Problem details. Write out the data below in full, unchanged, minus the images.
[start]
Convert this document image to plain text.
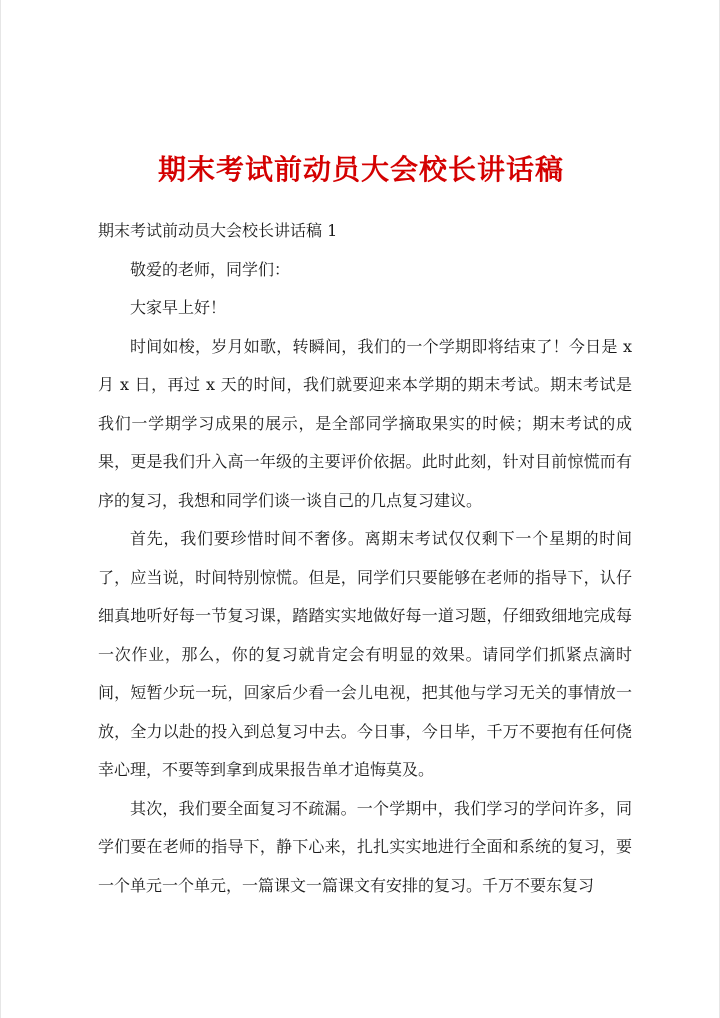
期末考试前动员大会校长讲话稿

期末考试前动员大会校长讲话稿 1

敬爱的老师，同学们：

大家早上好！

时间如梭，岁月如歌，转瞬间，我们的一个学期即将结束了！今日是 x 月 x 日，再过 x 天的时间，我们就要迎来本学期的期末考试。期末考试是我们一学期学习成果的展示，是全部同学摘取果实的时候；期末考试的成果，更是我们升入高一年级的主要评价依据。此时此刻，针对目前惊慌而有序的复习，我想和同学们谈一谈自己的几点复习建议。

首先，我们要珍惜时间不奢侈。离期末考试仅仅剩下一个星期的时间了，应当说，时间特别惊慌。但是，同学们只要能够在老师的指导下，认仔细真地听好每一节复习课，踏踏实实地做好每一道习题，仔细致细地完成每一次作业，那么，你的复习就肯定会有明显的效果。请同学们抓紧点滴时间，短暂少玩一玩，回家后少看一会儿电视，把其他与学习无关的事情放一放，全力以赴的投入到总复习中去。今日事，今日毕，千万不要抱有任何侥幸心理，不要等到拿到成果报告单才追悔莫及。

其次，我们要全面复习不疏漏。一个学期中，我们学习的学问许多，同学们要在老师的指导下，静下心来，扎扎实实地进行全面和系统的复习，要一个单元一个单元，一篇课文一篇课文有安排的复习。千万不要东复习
[end]
The solution.
Convert this document image to plain text.
期末考试前动员大会校长讲话稿

期末考试前动员大会校长讲话稿 1

敬爱的老师，同学们：

大家早上好！

时间如梭，岁月如歌，转瞬间，我们的一个学期即将结束了！今日是 x 月 x 日，再过 x 天的时间，我们就要迎来本学期的期末考试。期末考试是我们一学期学习成果的展示，是全部同学摘取果实的时候；期末考试的成果，更是我们升入高一年级的主要评价依据。此时此刻，针对目前惊慌而有序的复习，我想和同学们谈一谈自己的几点复习建议。

首先，我们要珍惜时间不奢侈。离期末考试仅仅剩下一个星期的时间了，应当说，时间特别惊慌。但是，同学们只要能够在老师的指导下，认仔细真地听好每一节复习课，踏踏实实地做好每一道习题，仔细致细地完成每一次作业，那么，你的复习就肯定会有明显的效果。请同学们抓紧点滴时间，短暂少玩一玩，回家后少看一会儿电视，把其他与学习无关的事情放一放，全力以赴的投入到总复习中去。今日事，今日毕，千万不要抱有任何侥幸心理，不要等到拿到成果报告单才追悔莫及。

其次，我们要全面复习不疏漏。一个学期中，我们学习的学问许多，同学们要在老师的指导下，静下心来，扎扎实实地进行全面和系统的复习，要一个单元一个单元，一篇课文一篇课文有安排的复习。千万不要东复习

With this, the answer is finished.